Entries taken from a collection
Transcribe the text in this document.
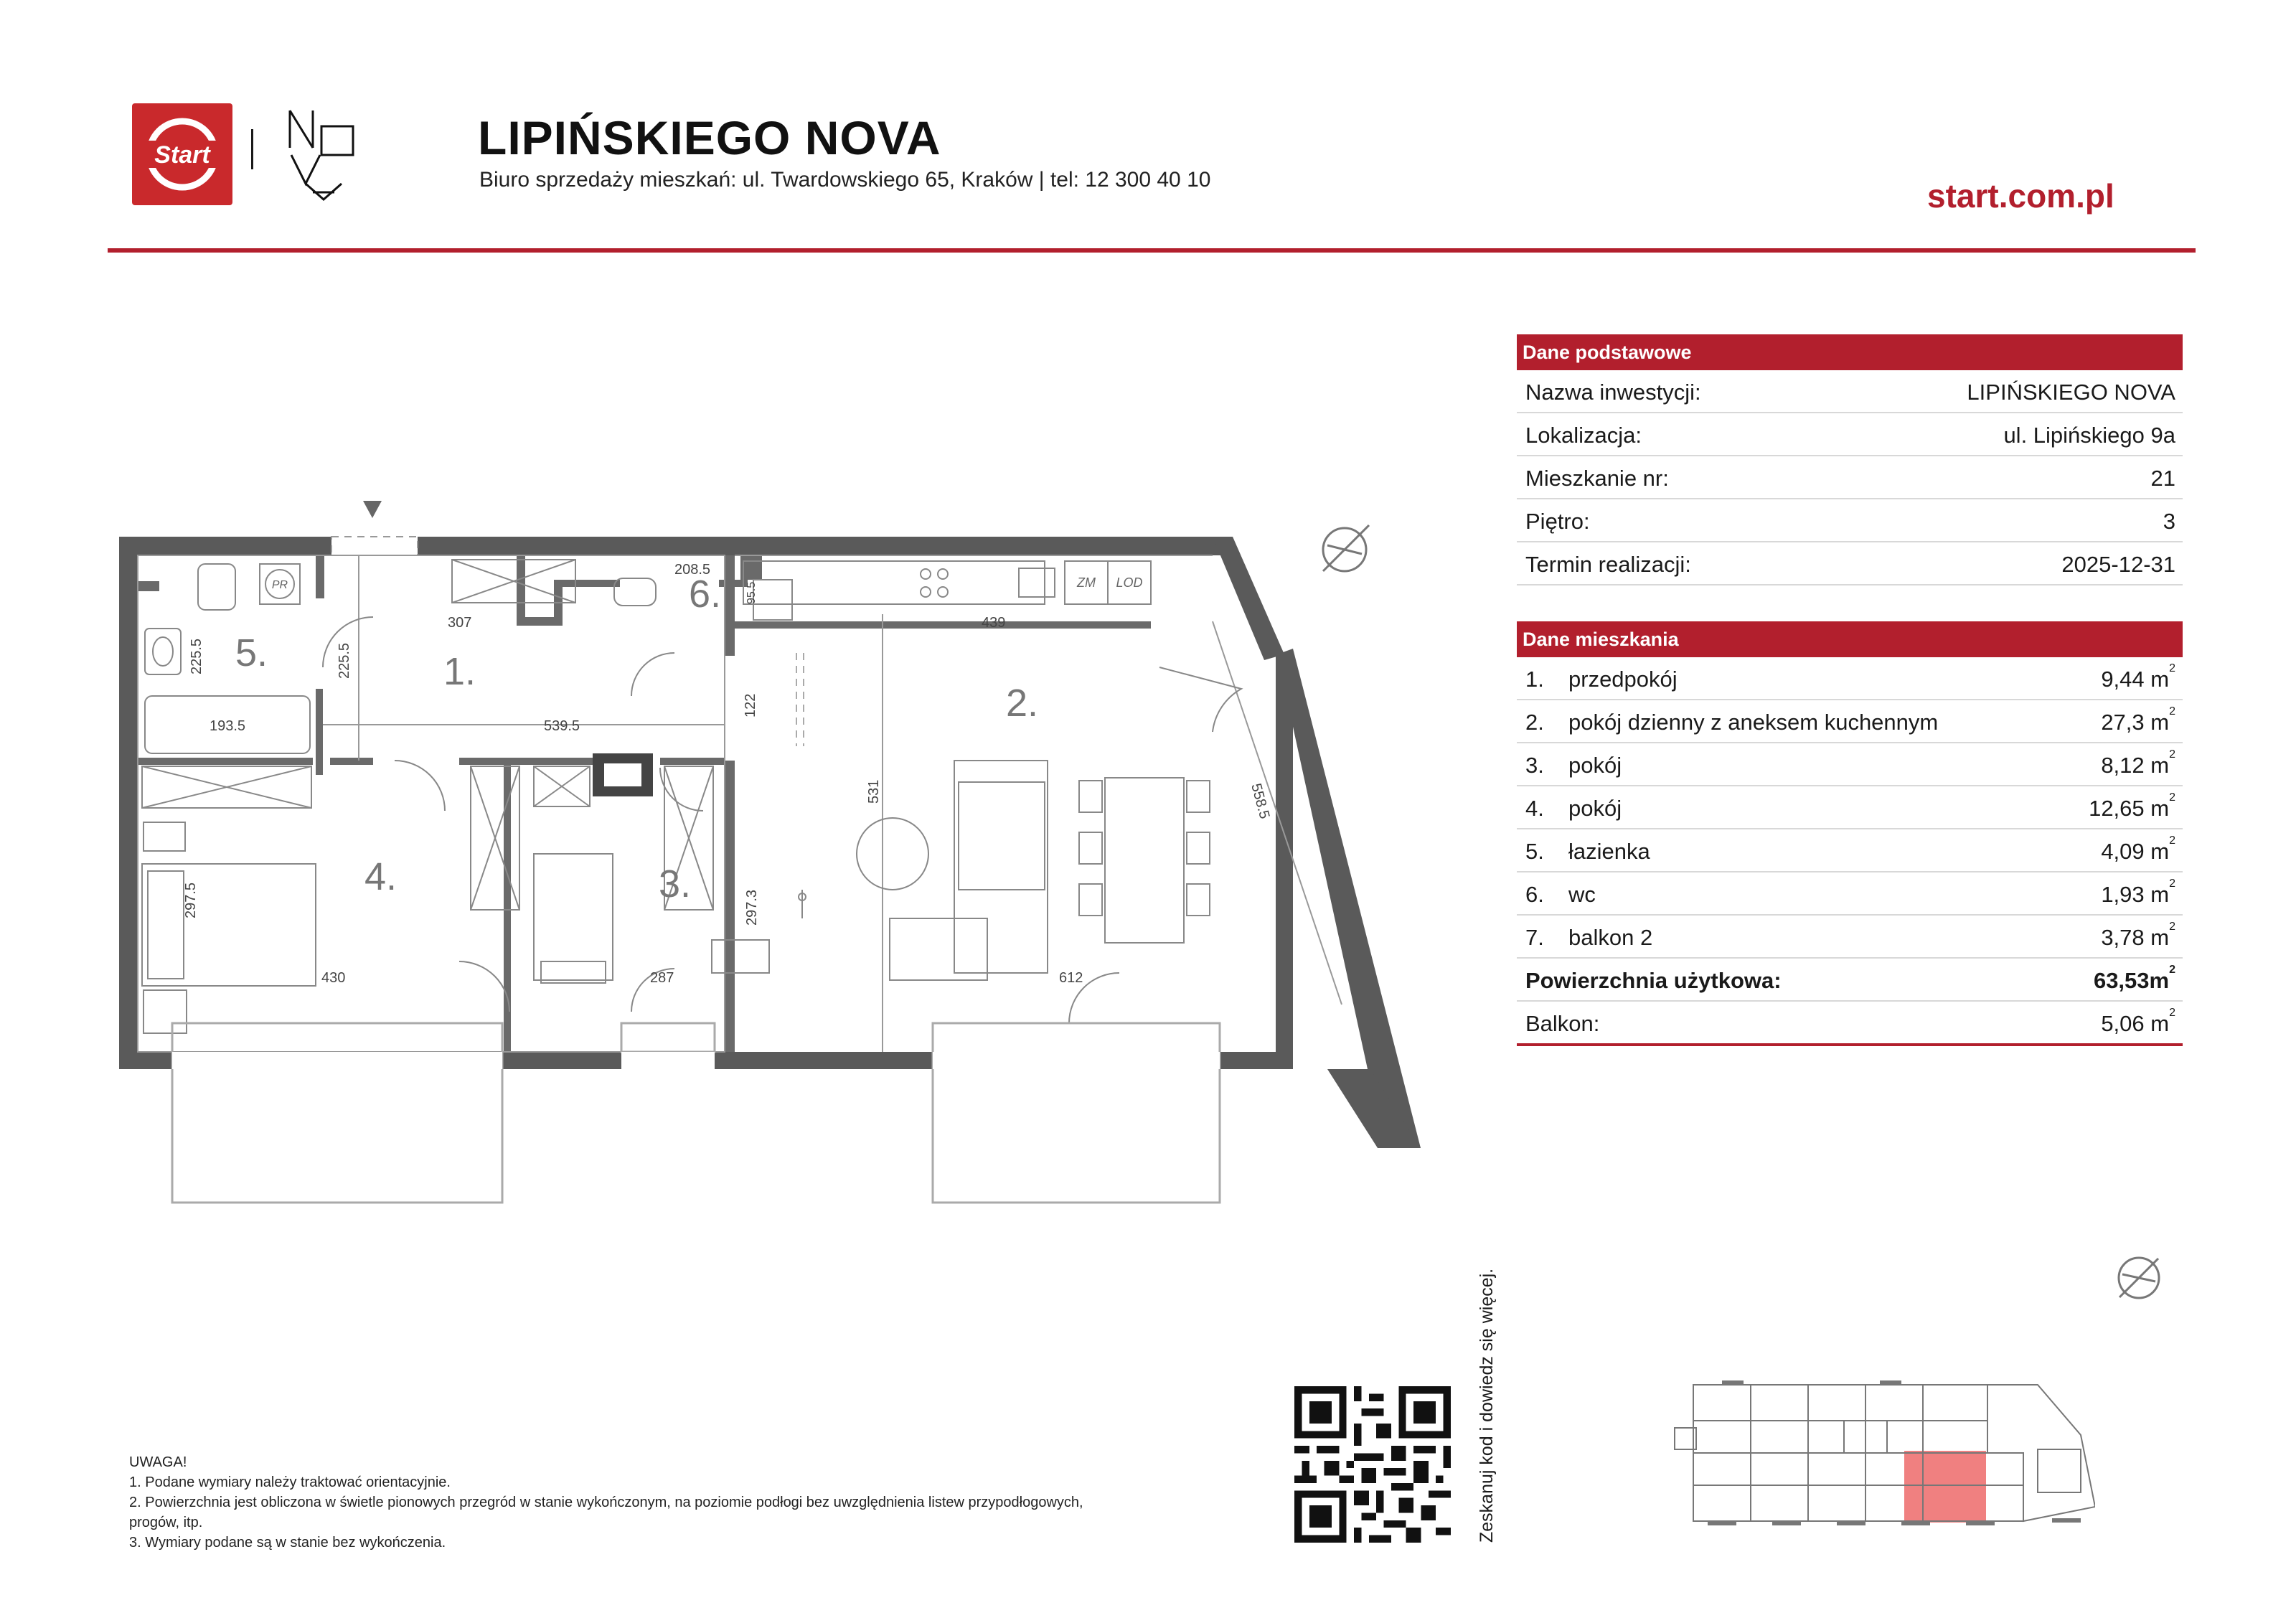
Start	LIPIŃSKIEGO NOVA
Biuro sprzedaży mieszkań: ul. Twardowskiego 65, Kraków | tel: 12 300 40 10	start.com.pl
Dane podstawowe
Nazwa inwestycji:	LIPIŃSKIEGO NOVA
Lokalizacja:	ul. Lipińskiego 9a
Mieszkanie nr:	21
Piętro:	3
Termin realizacji:	2025-12-31
Dane mieszkania
1. przedpokój	9,44 $m^2$
2. pokój dzienny z aneksem kuchennym	27,3 $m^2$
3. pokój	8,12 $m^2$
4. pokój	12,65 $m^2$
5. łazienka	4,09 $m^2$
6. wc	1,93 $m^2$
7. balkon 2	3,78 $m^2$
Powierzchnia użytkowa:	$63,53m^2$
Balkon:	5,06 $m^2$
ZM LOD
PR
5.	1.
2.
3.
4.
6.
307
208.5
439
225.5	225.5
193.5	539.5
122
531	558.5
297.5	297.3
430	287	612
95.5
Zeskanuj kod i dowiedz się więcej.
UWAGA!
1. Podane wymiary należy traktować orientacyjnie.
2. Powierzchnia jest obliczona w świetle pionowych przegród w stanie wykończonym, na poziomie podłogi bez uwzględnienia listew przypodłogowych,
progów, itp.
3. Wymiary podane są w stanie bez wykończenia.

_Do this:_ Reproduce the records verbatim, omitting all images they contain.

_Worked solution:_
Transcribe the text in this document.
Start	LIPIŃSKIEGO NOVA
Biuro sprzedaży mieszkań: ul. Twardowskiego 65, Kraków | tel: 12 300 40 10	start.com.pl
Dane podstawowe
Nazwa inwestycji:	LIPIŃSKIEGO NOVA
Lokalizacja:	ul. Lipińskiego 9a
Mieszkanie nr:	21
Piętro:	3
Termin realizacji:	2025-12-31
Dane mieszkania
1. przedpokój	9,44 $m^2$
2. pokój dzienny z aneksem kuchennym	27,3 $m^2$
3. pokój	8,12 $m^2$
4. pokój	12,65 $m^2$
5. łazienka	4,09 $m^2$
6. wc	1,93 $m^2$
7. balkon 2	3,78 $m^2$
Powierzchnia użytkowa:	$63,53m^2$
Balkon:	5,06 $m^2$
ZM LOD
PR
5.	1.
2.
3.
4.
6.
307
208.5
439
225.5	225.5
193.5	539.5
122
531	558.5
297.5	297.3
430	287	612
95.5
Zeskanuj kod i dowiedz się więcej.
UWAGA!
1. Podane wymiary należy traktować orientacyjnie.
2. Powierzchnia jest obliczona w świetle pionowych przegród w stanie wykończonym, na poziomie podłogi bez uwzględnienia listew przypodłogowych,
progów, itp.
3. Wymiary podane są w stanie bez wykończenia.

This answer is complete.